----- Data

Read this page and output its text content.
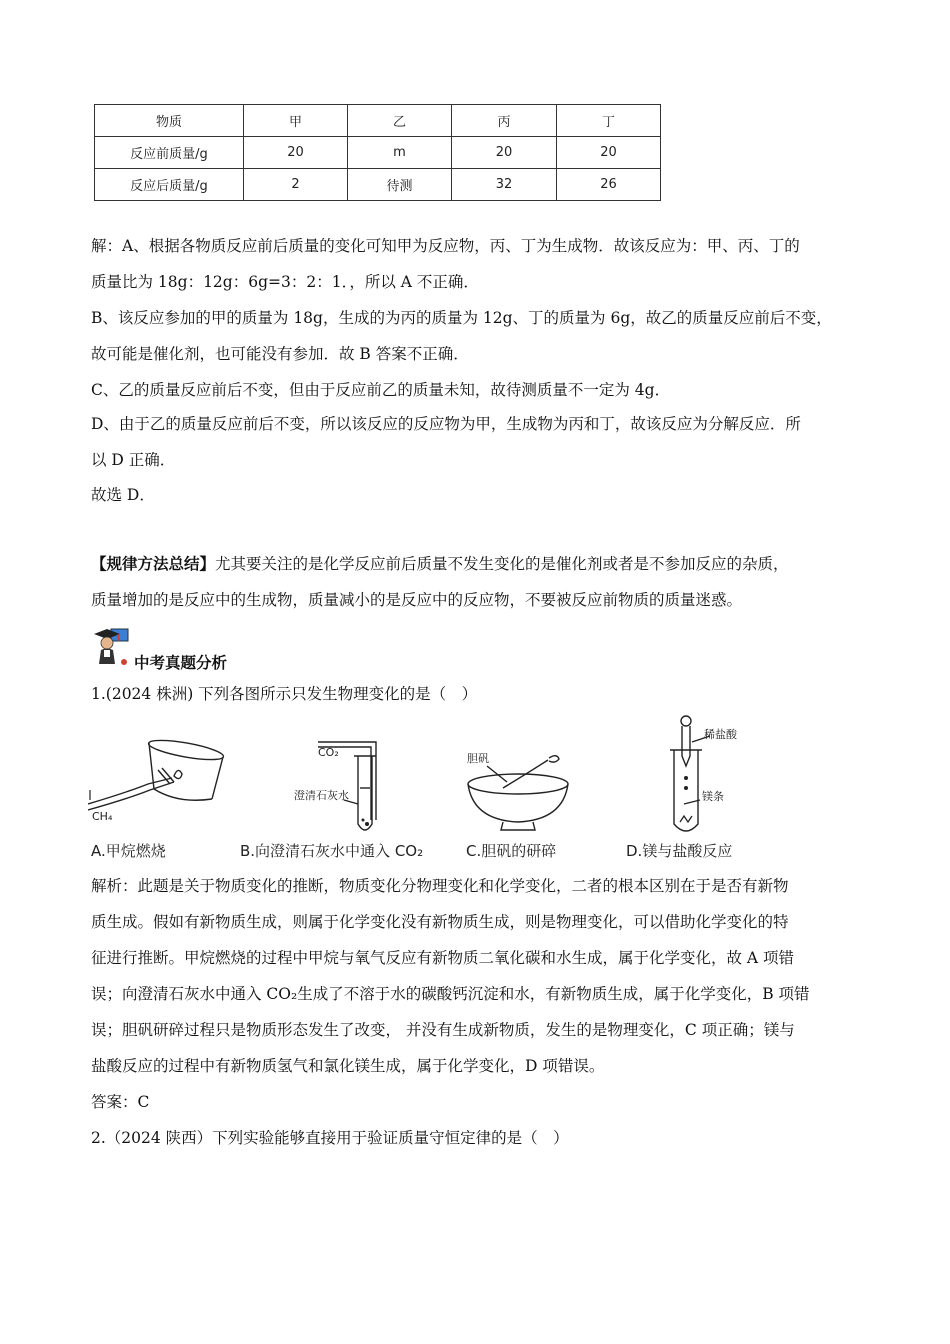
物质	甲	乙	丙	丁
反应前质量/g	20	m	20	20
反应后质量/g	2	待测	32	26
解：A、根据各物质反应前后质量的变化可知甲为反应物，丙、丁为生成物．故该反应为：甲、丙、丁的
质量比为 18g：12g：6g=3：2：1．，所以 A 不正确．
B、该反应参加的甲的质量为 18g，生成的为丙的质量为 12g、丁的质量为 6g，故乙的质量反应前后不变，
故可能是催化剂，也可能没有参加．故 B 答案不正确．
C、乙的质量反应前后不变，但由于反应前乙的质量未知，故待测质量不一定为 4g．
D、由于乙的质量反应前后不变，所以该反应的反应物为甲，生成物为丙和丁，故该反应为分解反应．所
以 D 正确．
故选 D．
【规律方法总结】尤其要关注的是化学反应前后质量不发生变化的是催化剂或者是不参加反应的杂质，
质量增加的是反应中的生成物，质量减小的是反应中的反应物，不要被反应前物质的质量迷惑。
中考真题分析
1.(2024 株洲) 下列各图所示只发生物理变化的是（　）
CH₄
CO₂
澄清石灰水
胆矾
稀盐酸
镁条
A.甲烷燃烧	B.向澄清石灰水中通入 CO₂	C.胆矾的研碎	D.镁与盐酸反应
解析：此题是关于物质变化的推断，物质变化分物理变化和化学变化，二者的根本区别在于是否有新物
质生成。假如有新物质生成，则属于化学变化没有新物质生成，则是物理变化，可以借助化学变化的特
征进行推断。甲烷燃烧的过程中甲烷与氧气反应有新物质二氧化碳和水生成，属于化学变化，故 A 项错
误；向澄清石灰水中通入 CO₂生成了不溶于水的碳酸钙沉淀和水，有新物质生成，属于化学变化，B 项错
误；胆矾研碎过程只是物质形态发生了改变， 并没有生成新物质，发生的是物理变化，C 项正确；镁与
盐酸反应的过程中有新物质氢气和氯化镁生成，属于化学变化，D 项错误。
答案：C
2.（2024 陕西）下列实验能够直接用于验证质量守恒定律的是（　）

----------

# Prompt
Keep the pictures out and write out the records exactly.

# Correct answer
Read this page and output its text content.
物质	甲	乙	丙	丁
反应前质量/g	20	m	20	20
反应后质量/g	2	待测	32	26
解：A、根据各物质反应前后质量的变化可知甲为反应物，丙、丁为生成物．故该反应为：甲、丙、丁的
质量比为 18g：12g：6g=3：2：1．，所以 A 不正确．
B、该反应参加的甲的质量为 18g，生成的为丙的质量为 12g、丁的质量为 6g，故乙的质量反应前后不变，
故可能是催化剂，也可能没有参加．故 B 答案不正确．
C、乙的质量反应前后不变，但由于反应前乙的质量未知，故待测质量不一定为 4g．
D、由于乙的质量反应前后不变，所以该反应的反应物为甲，生成物为丙和丁，故该反应为分解反应．所
以 D 正确．
故选 D．
【规律方法总结】尤其要关注的是化学反应前后质量不发生变化的是催化剂或者是不参加反应的杂质，
质量增加的是反应中的生成物，质量减小的是反应中的反应物，不要被反应前物质的质量迷惑。
中考真题分析
1.(2024 株洲) 下列各图所示只发生物理变化的是（　）
CH₄
CO₂
澄清石灰水
胆矾
稀盐酸
镁条
A.甲烷燃烧	B.向澄清石灰水中通入 CO₂	C.胆矾的研碎	D.镁与盐酸反应
解析：此题是关于物质变化的推断，物质变化分物理变化和化学变化，二者的根本区别在于是否有新物
质生成。假如有新物质生成，则属于化学变化没有新物质生成，则是物理变化，可以借助化学变化的特
征进行推断。甲烷燃烧的过程中甲烷与氧气反应有新物质二氧化碳和水生成，属于化学变化，故 A 项错
误；向澄清石灰水中通入 CO₂生成了不溶于水的碳酸钙沉淀和水，有新物质生成，属于化学变化，B 项错
误；胆矾研碎过程只是物质形态发生了改变， 并没有生成新物质，发生的是物理变化，C 项正确；镁与
盐酸反应的过程中有新物质氢气和氯化镁生成，属于化学变化，D 项错误。
答案：C
2.（2024 陕西）下列实验能够直接用于验证质量守恒定律的是（　）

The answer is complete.